▶ _WHAT THIS TASK INVOLVES_
Leave out any pictures and transcribe all other data below exactly.

▶ _SUPPLIED DATA_
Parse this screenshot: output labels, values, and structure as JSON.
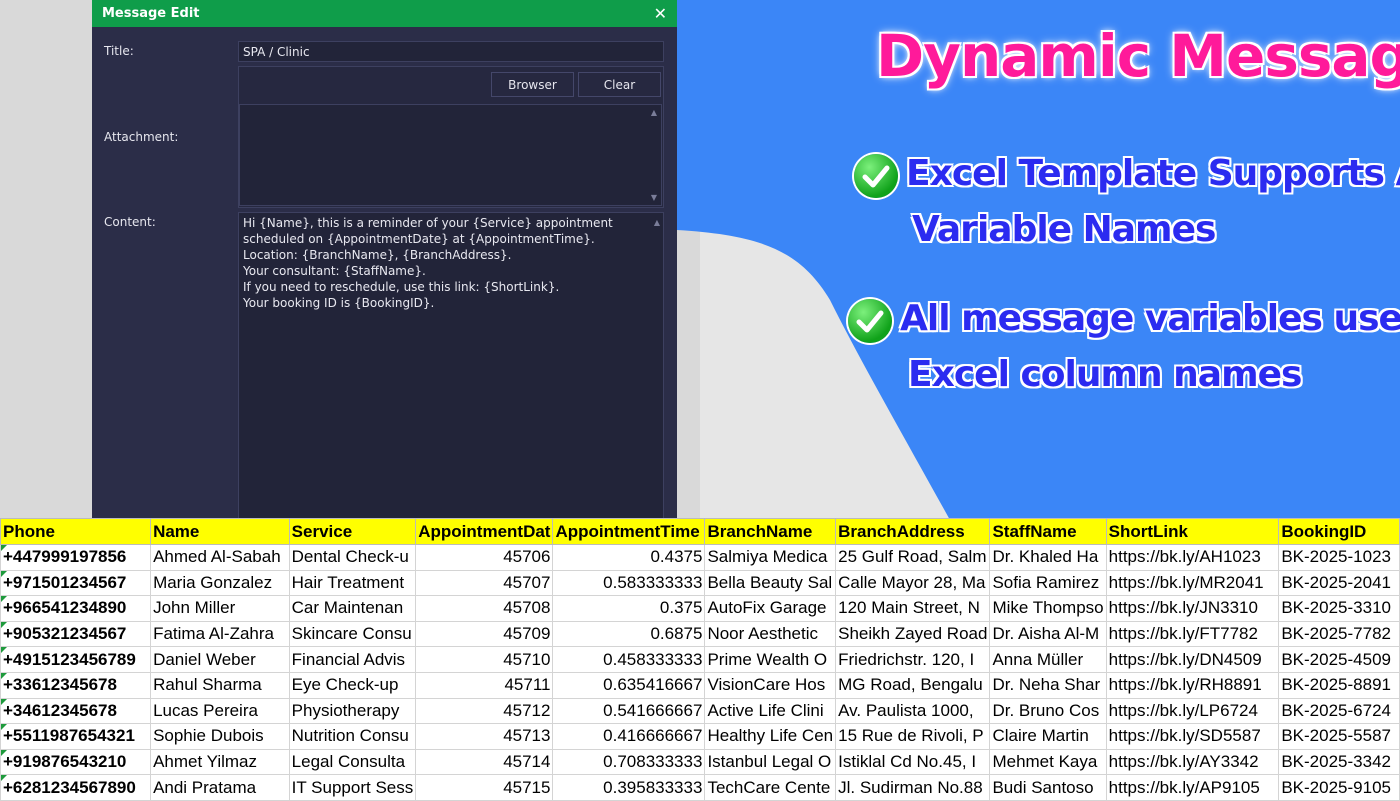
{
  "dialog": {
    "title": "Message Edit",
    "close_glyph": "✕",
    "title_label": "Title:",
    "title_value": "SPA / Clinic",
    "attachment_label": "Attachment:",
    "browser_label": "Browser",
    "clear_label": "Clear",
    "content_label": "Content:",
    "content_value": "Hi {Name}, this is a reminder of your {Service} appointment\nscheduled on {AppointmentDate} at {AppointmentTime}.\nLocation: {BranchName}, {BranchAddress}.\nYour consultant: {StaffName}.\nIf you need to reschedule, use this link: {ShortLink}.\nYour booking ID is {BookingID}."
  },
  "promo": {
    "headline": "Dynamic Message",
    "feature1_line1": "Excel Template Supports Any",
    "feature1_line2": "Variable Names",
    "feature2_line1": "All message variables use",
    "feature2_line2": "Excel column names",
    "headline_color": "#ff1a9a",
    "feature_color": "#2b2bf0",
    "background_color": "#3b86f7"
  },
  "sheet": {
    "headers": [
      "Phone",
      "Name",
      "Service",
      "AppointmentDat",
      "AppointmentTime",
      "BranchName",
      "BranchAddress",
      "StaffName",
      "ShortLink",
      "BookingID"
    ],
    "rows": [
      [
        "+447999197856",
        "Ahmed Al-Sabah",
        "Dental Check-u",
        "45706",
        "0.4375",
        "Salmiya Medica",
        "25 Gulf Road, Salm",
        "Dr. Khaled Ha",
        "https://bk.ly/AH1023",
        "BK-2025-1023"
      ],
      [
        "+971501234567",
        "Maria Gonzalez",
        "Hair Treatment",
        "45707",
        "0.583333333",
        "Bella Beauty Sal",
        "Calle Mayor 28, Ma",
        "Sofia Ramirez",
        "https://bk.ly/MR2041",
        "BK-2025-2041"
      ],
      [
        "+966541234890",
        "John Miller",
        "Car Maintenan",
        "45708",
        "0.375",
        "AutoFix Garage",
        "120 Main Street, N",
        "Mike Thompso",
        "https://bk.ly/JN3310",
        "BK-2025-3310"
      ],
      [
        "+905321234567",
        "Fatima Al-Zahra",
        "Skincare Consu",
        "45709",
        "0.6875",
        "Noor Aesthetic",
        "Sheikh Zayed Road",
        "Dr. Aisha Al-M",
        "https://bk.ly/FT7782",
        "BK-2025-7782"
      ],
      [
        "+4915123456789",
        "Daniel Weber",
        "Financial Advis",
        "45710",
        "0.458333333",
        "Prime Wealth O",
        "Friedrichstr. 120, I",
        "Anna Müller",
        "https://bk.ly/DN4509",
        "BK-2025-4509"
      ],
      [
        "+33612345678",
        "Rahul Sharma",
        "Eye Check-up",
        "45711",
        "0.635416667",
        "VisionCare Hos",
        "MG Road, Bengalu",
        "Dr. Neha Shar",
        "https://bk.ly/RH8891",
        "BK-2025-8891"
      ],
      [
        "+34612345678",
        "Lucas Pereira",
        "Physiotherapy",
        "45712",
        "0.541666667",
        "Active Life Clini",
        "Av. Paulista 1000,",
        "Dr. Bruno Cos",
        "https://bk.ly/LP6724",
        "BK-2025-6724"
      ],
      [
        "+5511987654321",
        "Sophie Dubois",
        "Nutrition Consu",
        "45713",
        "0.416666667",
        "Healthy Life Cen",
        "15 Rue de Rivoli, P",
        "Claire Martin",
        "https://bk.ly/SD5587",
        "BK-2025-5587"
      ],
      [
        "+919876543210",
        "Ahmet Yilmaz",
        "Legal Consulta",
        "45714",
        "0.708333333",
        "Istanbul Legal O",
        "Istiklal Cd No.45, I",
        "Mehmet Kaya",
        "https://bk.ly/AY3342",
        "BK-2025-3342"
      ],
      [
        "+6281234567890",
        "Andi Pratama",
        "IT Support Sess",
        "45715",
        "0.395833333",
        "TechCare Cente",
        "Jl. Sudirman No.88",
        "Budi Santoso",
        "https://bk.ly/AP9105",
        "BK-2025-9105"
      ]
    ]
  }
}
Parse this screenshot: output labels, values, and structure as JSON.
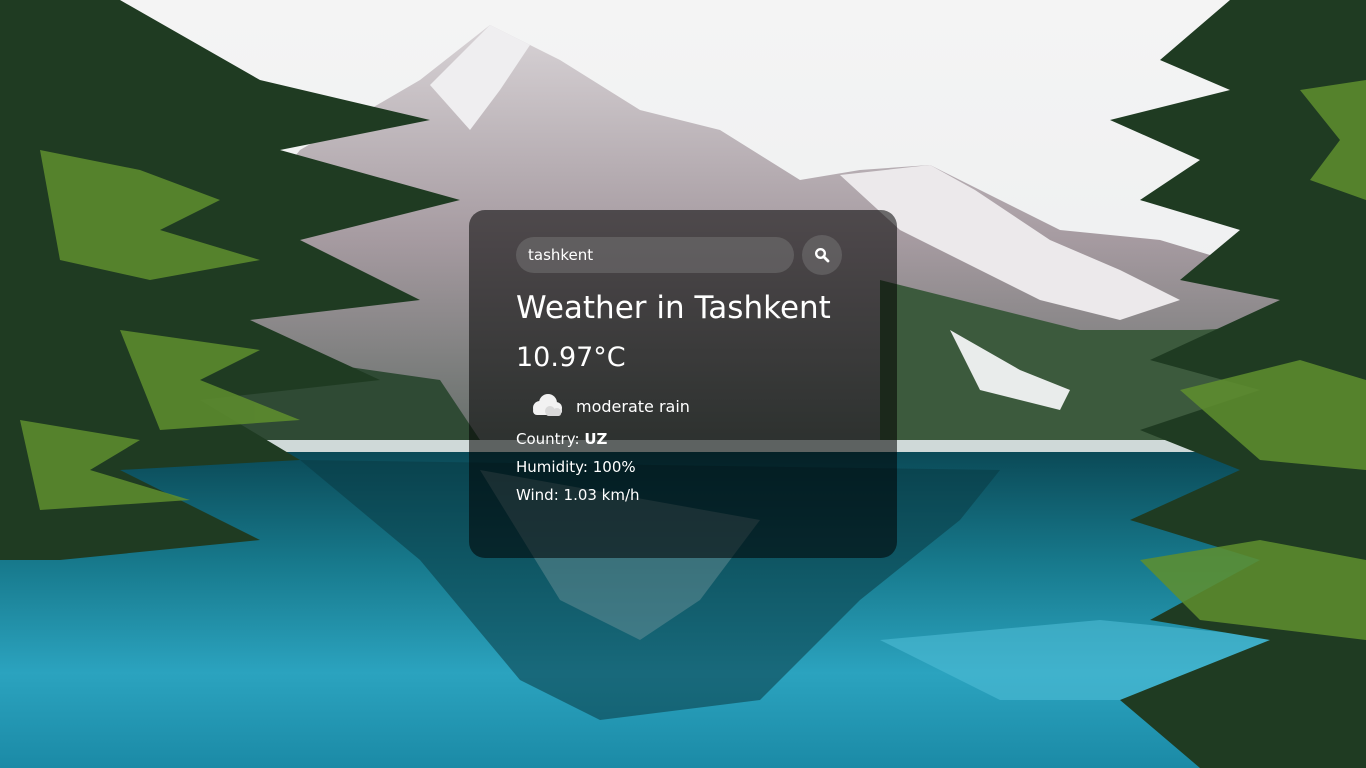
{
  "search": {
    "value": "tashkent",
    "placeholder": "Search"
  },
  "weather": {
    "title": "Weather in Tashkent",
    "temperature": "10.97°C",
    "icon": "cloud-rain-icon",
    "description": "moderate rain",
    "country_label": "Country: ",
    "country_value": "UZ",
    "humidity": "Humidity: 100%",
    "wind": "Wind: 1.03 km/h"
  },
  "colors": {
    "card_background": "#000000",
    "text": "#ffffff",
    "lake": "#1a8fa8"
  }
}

▶ _EXERCISE SOLUTION_
Parse this screenshot: output labels, values, and structure as JSON.
{
  "dialog": {
    "title": "Message Edit",
    "close_glyph": "✕",
    "title_label": "Title:",
    "title_value": "SPA / Clinic",
    "attachment_label": "Attachment:",
    "browser_label": "Browser",
    "clear_label": "Clear",
    "content_label": "Content:",
    "content_value": "Hi {Name}, this is a reminder of your {Service} appointment\nscheduled on {AppointmentDate} at {AppointmentTime}.\nLocation: {BranchName}, {BranchAddress}.\nYour consultant: {StaffName}.\nIf you need to reschedule, use this link: {ShortLink}.\nYour booking ID is {BookingID}."
  },
  "promo": {
    "headline": "Dynamic Message",
    "feature1_line1": "Excel Template Supports Any",
    "feature1_line2": "Variable Names",
    "feature2_line1": "All message variables use",
    "feature2_line2": "Excel column names",
    "headline_color": "#ff1a9a",
    "feature_color": "#2b2bf0",
    "background_color": "#3b86f7"
  },
  "sheet": {
    "headers": [
      "Phone",
      "Name",
      "Service",
      "AppointmentDat",
      "AppointmentTime",
      "BranchName",
      "BranchAddress",
      "StaffName",
      "ShortLink",
      "BookingID"
    ],
    "rows": [
      [
        "+447999197856",
        "Ahmed Al-Sabah",
        "Dental Check-u",
        "45706",
        "0.4375",
        "Salmiya Medica",
        "25 Gulf Road, Salm",
        "Dr. Khaled Ha",
        "https://bk.ly/AH1023",
        "BK-2025-1023"
      ],
      [
        "+971501234567",
        "Maria Gonzalez",
        "Hair Treatment",
        "45707",
        "0.583333333",
        "Bella Beauty Sal",
        "Calle Mayor 28, Ma",
        "Sofia Ramirez",
        "https://bk.ly/MR2041",
        "BK-2025-2041"
      ],
      [
        "+966541234890",
        "John Miller",
        "Car Maintenan",
        "45708",
        "0.375",
        "AutoFix Garage",
        "120 Main Street, N",
        "Mike Thompso",
        "https://bk.ly/JN3310",
        "BK-2025-3310"
      ],
      [
        "+905321234567",
        "Fatima Al-Zahra",
        "Skincare Consu",
        "45709",
        "0.6875",
        "Noor Aesthetic",
        "Sheikh Zayed Road",
        "Dr. Aisha Al-M",
        "https://bk.ly/FT7782",
        "BK-2025-7782"
      ],
      [
        "+4915123456789",
        "Daniel Weber",
        "Financial Advis",
        "45710",
        "0.458333333",
        "Prime Wealth O",
        "Friedrichstr. 120, I",
        "Anna Müller",
        "https://bk.ly/DN4509",
        "BK-2025-4509"
      ],
      [
        "+33612345678",
        "Rahul Sharma",
        "Eye Check-up",
        "45711",
        "0.635416667",
        "VisionCare Hos",
        "MG Road, Bengalu",
        "Dr. Neha Shar",
        "https://bk.ly/RH8891",
        "BK-2025-8891"
      ],
      [
        "+34612345678",
        "Lucas Pereira",
        "Physiotherapy",
        "45712",
        "0.541666667",
        "Active Life Clini",
        "Av. Paulista 1000,",
        "Dr. Bruno Cos",
        "https://bk.ly/LP6724",
        "BK-2025-6724"
      ],
      [
        "+5511987654321",
        "Sophie Dubois",
        "Nutrition Consu",
        "45713",
        "0.416666667",
        "Healthy Life Cen",
        "15 Rue de Rivoli, P",
        "Claire Martin",
        "https://bk.ly/SD5587",
        "BK-2025-5587"
      ],
      [
        "+919876543210",
        "Ahmet Yilmaz",
        "Legal Consulta",
        "45714",
        "0.708333333",
        "Istanbul Legal O",
        "Istiklal Cd No.45, I",
        "Mehmet Kaya",
        "https://bk.ly/AY3342",
        "BK-2025-3342"
      ],
      [
        "+6281234567890",
        "Andi Pratama",
        "IT Support Sess",
        "45715",
        "0.395833333",
        "TechCare Cente",
        "Jl. Sudirman No.88",
        "Budi Santoso",
        "https://bk.ly/AP9105",
        "BK-2025-9105"
      ]
    ]
  }
}
Parse this screenshot: output labels, values, and structure as JSON.
{
  "search": {
    "value": "tashkent",
    "placeholder": "Search"
  },
  "weather": {
    "title": "Weather in Tashkent",
    "temperature": "10.97°C",
    "icon": "cloud-rain-icon",
    "description": "moderate rain",
    "country_label": "Country: ",
    "country_value": "UZ",
    "humidity": "Humidity: 100%",
    "wind": "Wind: 1.03 km/h"
  },
  "colors": {
    "card_background": "#000000",
    "text": "#ffffff",
    "lake": "#1a8fa8"
  }
}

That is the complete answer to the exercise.